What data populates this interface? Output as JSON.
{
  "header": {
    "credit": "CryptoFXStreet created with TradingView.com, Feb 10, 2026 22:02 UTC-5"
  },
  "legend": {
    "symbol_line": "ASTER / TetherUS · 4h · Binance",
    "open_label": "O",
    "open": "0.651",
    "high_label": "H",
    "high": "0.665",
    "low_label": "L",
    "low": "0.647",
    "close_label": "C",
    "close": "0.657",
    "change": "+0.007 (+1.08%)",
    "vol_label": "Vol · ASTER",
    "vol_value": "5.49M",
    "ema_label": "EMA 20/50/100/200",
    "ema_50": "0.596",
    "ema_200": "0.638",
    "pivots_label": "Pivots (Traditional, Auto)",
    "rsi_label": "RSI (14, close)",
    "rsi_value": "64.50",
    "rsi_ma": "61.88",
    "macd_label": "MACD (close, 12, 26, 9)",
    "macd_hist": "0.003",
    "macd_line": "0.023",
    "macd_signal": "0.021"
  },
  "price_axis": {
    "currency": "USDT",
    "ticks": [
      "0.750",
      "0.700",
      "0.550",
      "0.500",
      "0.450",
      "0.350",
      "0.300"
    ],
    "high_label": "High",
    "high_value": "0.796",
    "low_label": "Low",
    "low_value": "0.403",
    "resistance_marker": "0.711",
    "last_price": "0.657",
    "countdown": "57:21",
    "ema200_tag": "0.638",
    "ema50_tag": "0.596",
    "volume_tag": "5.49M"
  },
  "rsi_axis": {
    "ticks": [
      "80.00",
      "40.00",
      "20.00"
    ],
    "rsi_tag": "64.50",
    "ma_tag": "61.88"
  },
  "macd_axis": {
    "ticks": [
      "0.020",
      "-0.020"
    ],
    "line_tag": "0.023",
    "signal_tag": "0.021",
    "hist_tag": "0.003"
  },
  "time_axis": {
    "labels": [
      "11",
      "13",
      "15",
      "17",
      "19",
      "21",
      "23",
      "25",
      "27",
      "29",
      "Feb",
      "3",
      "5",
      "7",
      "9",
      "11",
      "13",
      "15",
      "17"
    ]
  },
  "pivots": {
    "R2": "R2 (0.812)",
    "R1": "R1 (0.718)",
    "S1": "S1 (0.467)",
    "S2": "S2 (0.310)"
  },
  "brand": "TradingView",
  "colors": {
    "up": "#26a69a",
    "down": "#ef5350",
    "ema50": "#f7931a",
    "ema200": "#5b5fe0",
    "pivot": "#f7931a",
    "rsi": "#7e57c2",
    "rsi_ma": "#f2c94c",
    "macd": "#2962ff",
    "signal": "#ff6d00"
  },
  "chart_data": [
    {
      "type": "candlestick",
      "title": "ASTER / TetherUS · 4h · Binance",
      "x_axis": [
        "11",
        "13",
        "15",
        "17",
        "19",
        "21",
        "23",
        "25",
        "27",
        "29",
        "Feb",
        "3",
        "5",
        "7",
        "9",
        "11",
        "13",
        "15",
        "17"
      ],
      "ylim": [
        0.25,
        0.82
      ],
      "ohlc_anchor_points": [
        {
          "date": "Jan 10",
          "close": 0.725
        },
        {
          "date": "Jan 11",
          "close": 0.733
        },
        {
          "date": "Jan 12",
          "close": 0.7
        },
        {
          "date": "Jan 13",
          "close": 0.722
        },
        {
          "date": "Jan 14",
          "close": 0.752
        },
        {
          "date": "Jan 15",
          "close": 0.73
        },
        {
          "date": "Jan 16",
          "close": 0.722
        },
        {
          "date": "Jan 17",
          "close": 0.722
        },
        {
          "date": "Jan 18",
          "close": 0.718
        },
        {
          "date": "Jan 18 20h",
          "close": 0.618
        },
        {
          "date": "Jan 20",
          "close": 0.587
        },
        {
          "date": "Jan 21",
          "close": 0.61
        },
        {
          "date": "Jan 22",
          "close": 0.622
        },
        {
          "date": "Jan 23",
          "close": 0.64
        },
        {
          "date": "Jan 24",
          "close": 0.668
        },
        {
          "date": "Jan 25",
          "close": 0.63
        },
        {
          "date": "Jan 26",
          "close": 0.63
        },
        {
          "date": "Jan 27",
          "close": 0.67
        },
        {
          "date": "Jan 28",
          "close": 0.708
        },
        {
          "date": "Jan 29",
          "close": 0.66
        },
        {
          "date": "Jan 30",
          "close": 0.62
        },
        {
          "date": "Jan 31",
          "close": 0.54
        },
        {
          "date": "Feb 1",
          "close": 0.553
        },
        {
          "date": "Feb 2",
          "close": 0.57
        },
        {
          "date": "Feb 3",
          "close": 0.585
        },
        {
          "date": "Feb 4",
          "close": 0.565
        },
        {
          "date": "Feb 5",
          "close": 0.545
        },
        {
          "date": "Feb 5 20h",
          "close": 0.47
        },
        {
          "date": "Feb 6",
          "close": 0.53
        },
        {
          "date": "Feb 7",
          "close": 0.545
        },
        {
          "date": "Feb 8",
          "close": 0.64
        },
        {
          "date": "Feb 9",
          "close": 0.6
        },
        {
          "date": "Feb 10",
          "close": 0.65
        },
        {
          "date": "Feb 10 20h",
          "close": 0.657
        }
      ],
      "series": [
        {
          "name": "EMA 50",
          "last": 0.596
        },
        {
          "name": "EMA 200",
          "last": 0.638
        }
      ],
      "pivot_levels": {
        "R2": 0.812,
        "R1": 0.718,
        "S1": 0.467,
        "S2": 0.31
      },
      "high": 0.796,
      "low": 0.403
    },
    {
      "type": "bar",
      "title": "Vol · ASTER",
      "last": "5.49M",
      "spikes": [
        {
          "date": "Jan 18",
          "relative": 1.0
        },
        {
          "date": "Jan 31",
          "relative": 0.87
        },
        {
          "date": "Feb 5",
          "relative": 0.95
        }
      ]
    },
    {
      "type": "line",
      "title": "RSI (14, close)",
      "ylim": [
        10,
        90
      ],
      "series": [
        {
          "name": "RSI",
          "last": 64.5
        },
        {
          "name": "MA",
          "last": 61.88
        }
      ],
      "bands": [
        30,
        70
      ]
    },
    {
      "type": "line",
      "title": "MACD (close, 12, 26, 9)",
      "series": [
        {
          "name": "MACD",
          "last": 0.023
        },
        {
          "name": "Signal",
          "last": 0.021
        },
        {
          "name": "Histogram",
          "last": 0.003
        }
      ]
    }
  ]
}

^^^^

**Prompt:**
Write every record out again, unaltered.

**Full response:**
What data populates this interface? Output as JSON.
{
  "header": {
    "credit": "CryptoFXStreet created with TradingView.com, Feb 10, 2026 22:02 UTC-5"
  },
  "legend": {
    "symbol_line": "ASTER / TetherUS · 4h · Binance",
    "open_label": "O",
    "open": "0.651",
    "high_label": "H",
    "high": "0.665",
    "low_label": "L",
    "low": "0.647",
    "close_label": "C",
    "close": "0.657",
    "change": "+0.007 (+1.08%)",
    "vol_label": "Vol · ASTER",
    "vol_value": "5.49M",
    "ema_label": "EMA 20/50/100/200",
    "ema_50": "0.596",
    "ema_200": "0.638",
    "pivots_label": "Pivots (Traditional, Auto)",
    "rsi_label": "RSI (14, close)",
    "rsi_value": "64.50",
    "rsi_ma": "61.88",
    "macd_label": "MACD (close, 12, 26, 9)",
    "macd_hist": "0.003",
    "macd_line": "0.023",
    "macd_signal": "0.021"
  },
  "price_axis": {
    "currency": "USDT",
    "ticks": [
      "0.750",
      "0.700",
      "0.550",
      "0.500",
      "0.450",
      "0.350",
      "0.300"
    ],
    "high_label": "High",
    "high_value": "0.796",
    "low_label": "Low",
    "low_value": "0.403",
    "resistance_marker": "0.711",
    "last_price": "0.657",
    "countdown": "57:21",
    "ema200_tag": "0.638",
    "ema50_tag": "0.596",
    "volume_tag": "5.49M"
  },
  "rsi_axis": {
    "ticks": [
      "80.00",
      "40.00",
      "20.00"
    ],
    "rsi_tag": "64.50",
    "ma_tag": "61.88"
  },
  "macd_axis": {
    "ticks": [
      "0.020",
      "-0.020"
    ],
    "line_tag": "0.023",
    "signal_tag": "0.021",
    "hist_tag": "0.003"
  },
  "time_axis": {
    "labels": [
      "11",
      "13",
      "15",
      "17",
      "19",
      "21",
      "23",
      "25",
      "27",
      "29",
      "Feb",
      "3",
      "5",
      "7",
      "9",
      "11",
      "13",
      "15",
      "17"
    ]
  },
  "pivots": {
    "R2": "R2 (0.812)",
    "R1": "R1 (0.718)",
    "S1": "S1 (0.467)",
    "S2": "S2 (0.310)"
  },
  "brand": "TradingView",
  "colors": {
    "up": "#26a69a",
    "down": "#ef5350",
    "ema50": "#f7931a",
    "ema200": "#5b5fe0",
    "pivot": "#f7931a",
    "rsi": "#7e57c2",
    "rsi_ma": "#f2c94c",
    "macd": "#2962ff",
    "signal": "#ff6d00"
  },
  "chart_data": [
    {
      "type": "candlestick",
      "title": "ASTER / TetherUS · 4h · Binance",
      "x_axis": [
        "11",
        "13",
        "15",
        "17",
        "19",
        "21",
        "23",
        "25",
        "27",
        "29",
        "Feb",
        "3",
        "5",
        "7",
        "9",
        "11",
        "13",
        "15",
        "17"
      ],
      "ylim": [
        0.25,
        0.82
      ],
      "ohlc_anchor_points": [
        {
          "date": "Jan 10",
          "close": 0.725
        },
        {
          "date": "Jan 11",
          "close": 0.733
        },
        {
          "date": "Jan 12",
          "close": 0.7
        },
        {
          "date": "Jan 13",
          "close": 0.722
        },
        {
          "date": "Jan 14",
          "close": 0.752
        },
        {
          "date": "Jan 15",
          "close": 0.73
        },
        {
          "date": "Jan 16",
          "close": 0.722
        },
        {
          "date": "Jan 17",
          "close": 0.722
        },
        {
          "date": "Jan 18",
          "close": 0.718
        },
        {
          "date": "Jan 18 20h",
          "close": 0.618
        },
        {
          "date": "Jan 20",
          "close": 0.587
        },
        {
          "date": "Jan 21",
          "close": 0.61
        },
        {
          "date": "Jan 22",
          "close": 0.622
        },
        {
          "date": "Jan 23",
          "close": 0.64
        },
        {
          "date": "Jan 24",
          "close": 0.668
        },
        {
          "date": "Jan 25",
          "close": 0.63
        },
        {
          "date": "Jan 26",
          "close": 0.63
        },
        {
          "date": "Jan 27",
          "close": 0.67
        },
        {
          "date": "Jan 28",
          "close": 0.708
        },
        {
          "date": "Jan 29",
          "close": 0.66
        },
        {
          "date": "Jan 30",
          "close": 0.62
        },
        {
          "date": "Jan 31",
          "close": 0.54
        },
        {
          "date": "Feb 1",
          "close": 0.553
        },
        {
          "date": "Feb 2",
          "close": 0.57
        },
        {
          "date": "Feb 3",
          "close": 0.585
        },
        {
          "date": "Feb 4",
          "close": 0.565
        },
        {
          "date": "Feb 5",
          "close": 0.545
        },
        {
          "date": "Feb 5 20h",
          "close": 0.47
        },
        {
          "date": "Feb 6",
          "close": 0.53
        },
        {
          "date": "Feb 7",
          "close": 0.545
        },
        {
          "date": "Feb 8",
          "close": 0.64
        },
        {
          "date": "Feb 9",
          "close": 0.6
        },
        {
          "date": "Feb 10",
          "close": 0.65
        },
        {
          "date": "Feb 10 20h",
          "close": 0.657
        }
      ],
      "series": [
        {
          "name": "EMA 50",
          "last": 0.596
        },
        {
          "name": "EMA 200",
          "last": 0.638
        }
      ],
      "pivot_levels": {
        "R2": 0.812,
        "R1": 0.718,
        "S1": 0.467,
        "S2": 0.31
      },
      "high": 0.796,
      "low": 0.403
    },
    {
      "type": "bar",
      "title": "Vol · ASTER",
      "last": "5.49M",
      "spikes": [
        {
          "date": "Jan 18",
          "relative": 1.0
        },
        {
          "date": "Jan 31",
          "relative": 0.87
        },
        {
          "date": "Feb 5",
          "relative": 0.95
        }
      ]
    },
    {
      "type": "line",
      "title": "RSI (14, close)",
      "ylim": [
        10,
        90
      ],
      "series": [
        {
          "name": "RSI",
          "last": 64.5
        },
        {
          "name": "MA",
          "last": 61.88
        }
      ],
      "bands": [
        30,
        70
      ]
    },
    {
      "type": "line",
      "title": "MACD (close, 12, 26, 9)",
      "series": [
        {
          "name": "MACD",
          "last": 0.023
        },
        {
          "name": "Signal",
          "last": 0.021
        },
        {
          "name": "Histogram",
          "last": 0.003
        }
      ]
    }
  ]
}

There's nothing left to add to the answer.